Data records
* * * * *
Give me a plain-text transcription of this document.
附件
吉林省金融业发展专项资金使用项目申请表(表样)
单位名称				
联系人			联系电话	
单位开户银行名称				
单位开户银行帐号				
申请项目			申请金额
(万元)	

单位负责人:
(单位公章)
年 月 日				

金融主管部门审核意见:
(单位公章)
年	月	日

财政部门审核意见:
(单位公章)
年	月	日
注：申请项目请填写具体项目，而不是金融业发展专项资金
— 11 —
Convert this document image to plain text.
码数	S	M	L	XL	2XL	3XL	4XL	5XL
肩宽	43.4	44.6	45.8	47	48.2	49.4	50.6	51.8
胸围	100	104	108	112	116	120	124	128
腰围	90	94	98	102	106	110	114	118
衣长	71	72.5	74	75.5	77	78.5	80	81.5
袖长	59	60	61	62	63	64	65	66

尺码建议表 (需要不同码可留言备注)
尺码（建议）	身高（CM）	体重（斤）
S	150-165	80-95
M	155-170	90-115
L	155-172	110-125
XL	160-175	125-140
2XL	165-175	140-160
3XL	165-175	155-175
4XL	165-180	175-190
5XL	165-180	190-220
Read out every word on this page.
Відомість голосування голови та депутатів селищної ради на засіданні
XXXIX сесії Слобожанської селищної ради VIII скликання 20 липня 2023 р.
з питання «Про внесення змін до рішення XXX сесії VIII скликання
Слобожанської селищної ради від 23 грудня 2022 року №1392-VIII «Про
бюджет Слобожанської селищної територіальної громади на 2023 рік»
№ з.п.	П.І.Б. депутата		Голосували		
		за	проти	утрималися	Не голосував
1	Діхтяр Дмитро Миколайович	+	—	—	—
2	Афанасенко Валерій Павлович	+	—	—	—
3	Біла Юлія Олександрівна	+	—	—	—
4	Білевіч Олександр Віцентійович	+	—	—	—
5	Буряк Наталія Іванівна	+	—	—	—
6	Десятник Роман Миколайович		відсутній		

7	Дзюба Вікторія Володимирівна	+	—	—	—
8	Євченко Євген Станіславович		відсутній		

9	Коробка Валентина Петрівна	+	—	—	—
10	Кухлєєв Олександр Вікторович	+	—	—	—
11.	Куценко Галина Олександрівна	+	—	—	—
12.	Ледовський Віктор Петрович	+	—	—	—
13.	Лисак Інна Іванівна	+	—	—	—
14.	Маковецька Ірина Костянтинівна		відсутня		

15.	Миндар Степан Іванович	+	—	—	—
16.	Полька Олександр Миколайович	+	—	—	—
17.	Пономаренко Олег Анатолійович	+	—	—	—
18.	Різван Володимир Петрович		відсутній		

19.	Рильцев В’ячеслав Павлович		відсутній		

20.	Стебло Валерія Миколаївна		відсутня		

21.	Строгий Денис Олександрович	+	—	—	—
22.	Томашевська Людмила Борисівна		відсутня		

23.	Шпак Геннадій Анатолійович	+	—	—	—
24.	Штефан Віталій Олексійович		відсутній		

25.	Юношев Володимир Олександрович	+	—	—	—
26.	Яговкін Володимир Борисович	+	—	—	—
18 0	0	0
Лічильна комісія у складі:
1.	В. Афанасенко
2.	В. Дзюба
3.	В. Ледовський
* * * * *
§ EXERCISE DETAILS
Copy down the material exactly as written.

§ RESULT FOR THIS TASK
Give me a plain-text transcription of this document.
附件
吉林省金融业发展专项资金使用项目申请表(表样)
单位名称				
联系人			联系电话	
单位开户银行名称				
单位开户银行帐号				
申请项目			申请金额
(万元)	

单位负责人:
(单位公章)
年 月 日				

金融主管部门审核意见:
(单位公章)
年	月	日

财政部门审核意见:
(单位公章)
年	月	日
注：申请项目请填写具体项目，而不是金融业发展专项资金
— 11 —
Convert this document image to plain text.
码数	S	M	L	XL	2XL	3XL	4XL	5XL
肩宽	43.4	44.6	45.8	47	48.2	49.4	50.6	51.8
胸围	100	104	108	112	116	120	124	128
腰围	90	94	98	102	106	110	114	118
衣长	71	72.5	74	75.5	77	78.5	80	81.5
袖长	59	60	61	62	63	64	65	66

尺码建议表 (需要不同码可留言备注)
尺码（建议）	身高（CM）	体重（斤）
S	150-165	80-95
M	155-170	90-115
L	155-172	110-125
XL	160-175	125-140
2XL	165-175	140-160
3XL	165-175	155-175
4XL	165-180	175-190
5XL	165-180	190-220
Read out every word on this page.
Відомість голосування голови та депутатів селищної ради на засіданні
XXXIX сесії Слобожанської селищної ради VIII скликання 20 липня 2023 р.
з питання «Про внесення змін до рішення XXX сесії VIII скликання
Слобожанської селищної ради від 23 грудня 2022 року №1392-VIII «Про
бюджет Слобожанської селищної територіальної громади на 2023 рік»
№ з.п.	П.І.Б. депутата		Голосували		
		за	проти	утрималися	Не голосував
1	Діхтяр Дмитро Миколайович	+	—	—	—
2	Афанасенко Валерій Павлович	+	—	—	—
3	Біла Юлія Олександрівна	+	—	—	—
4	Білевіч Олександр Віцентійович	+	—	—	—
5	Буряк Наталія Іванівна	+	—	—	—
6	Десятник Роман Миколайович		відсутній		

7	Дзюба Вікторія Володимирівна	+	—	—	—
8	Євченко Євген Станіславович		відсутній		

9	Коробка Валентина Петрівна	+	—	—	—
10	Кухлєєв Олександр Вікторович	+	—	—	—
11.	Куценко Галина Олександрівна	+	—	—	—
12.	Ледовський Віктор Петрович	+	—	—	—
13.	Лисак Інна Іванівна	+	—	—	—
14.	Маковецька Ірина Костянтинівна		відсутня		

15.	Миндар Степан Іванович	+	—	—	—
16.	Полька Олександр Миколайович	+	—	—	—
17.	Пономаренко Олег Анатолійович	+	—	—	—
18.	Різван Володимир Петрович		відсутній		

19.	Рильцев В’ячеслав Павлович		відсутній		

20.	Стебло Валерія Миколаївна		відсутня		

21.	Строгий Денис Олександрович	+	—	—	—
22.	Томашевська Людмила Борисівна		відсутня		

23.	Шпак Геннадій Анатолійович	+	—	—	—
24.	Штефан Віталій Олексійович		відсутній		

25.	Юношев Володимир Олександрович	+	—	—	—
26.	Яговкін Володимир Борисович	+	—	—	—
18 0	0	0
Лічильна комісія у складі:
1.	В. Афанасенко
2.	В. Дзюба
3.	В. Ледовський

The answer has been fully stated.